[Begin SUPPLIED RECORDS]

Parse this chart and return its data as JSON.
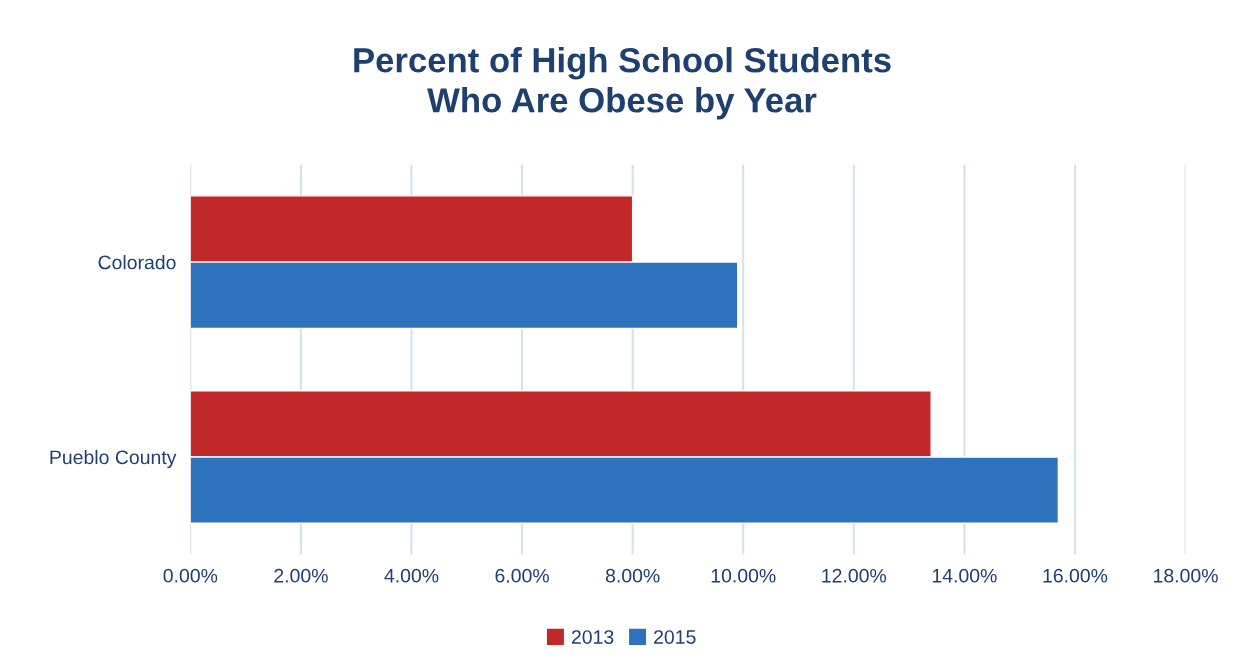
{
  "chart_data": {
    "type": "bar",
    "orientation": "horizontal",
    "title": "Percent of High School Students\nWho Are Obese by Year",
    "categories": [
      "Colorado",
      "Pueblo County"
    ],
    "series": [
      {
        "name": "2013",
        "color": "#c0282a",
        "values": [
          8.0,
          13.4
        ]
      },
      {
        "name": "2015",
        "color": "#2e72bd",
        "values": [
          9.9,
          15.7
        ]
      }
    ],
    "xlim": [
      0,
      18
    ],
    "xticks": [
      {
        "value": 0,
        "label": "0.00%"
      },
      {
        "value": 2,
        "label": "2.00%"
      },
      {
        "value": 4,
        "label": "4.00%"
      },
      {
        "value": 6,
        "label": "6.00%"
      },
      {
        "value": 8,
        "label": "8.00%"
      },
      {
        "value": 10,
        "label": "10.00%"
      },
      {
        "value": 12,
        "label": "12.00%"
      },
      {
        "value": 14,
        "label": "14.00%"
      },
      {
        "value": 16,
        "label": "16.00%"
      },
      {
        "value": 18,
        "label": "18.00%"
      }
    ],
    "grid": "x",
    "legend": "bottom"
  }
}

[End SUPPLIED RECORDS]

#### [TASK OBJECTIVE]
Copy out all the records exactly, excluding pictures.

#### [OUTPUT FOR THIS EXERCISE]
Parse this chart and return its data as JSON.
{
  "chart_data": {
    "type": "bar",
    "orientation": "horizontal",
    "title": "Percent of High School Students\nWho Are Obese by Year",
    "categories": [
      "Colorado",
      "Pueblo County"
    ],
    "series": [
      {
        "name": "2013",
        "color": "#c0282a",
        "values": [
          8.0,
          13.4
        ]
      },
      {
        "name": "2015",
        "color": "#2e72bd",
        "values": [
          9.9,
          15.7
        ]
      }
    ],
    "xlim": [
      0,
      18
    ],
    "xticks": [
      {
        "value": 0,
        "label": "0.00%"
      },
      {
        "value": 2,
        "label": "2.00%"
      },
      {
        "value": 4,
        "label": "4.00%"
      },
      {
        "value": 6,
        "label": "6.00%"
      },
      {
        "value": 8,
        "label": "8.00%"
      },
      {
        "value": 10,
        "label": "10.00%"
      },
      {
        "value": 12,
        "label": "12.00%"
      },
      {
        "value": 14,
        "label": "14.00%"
      },
      {
        "value": 16,
        "label": "16.00%"
      },
      {
        "value": 18,
        "label": "18.00%"
      }
    ],
    "grid": "x",
    "legend": "bottom"
  }
}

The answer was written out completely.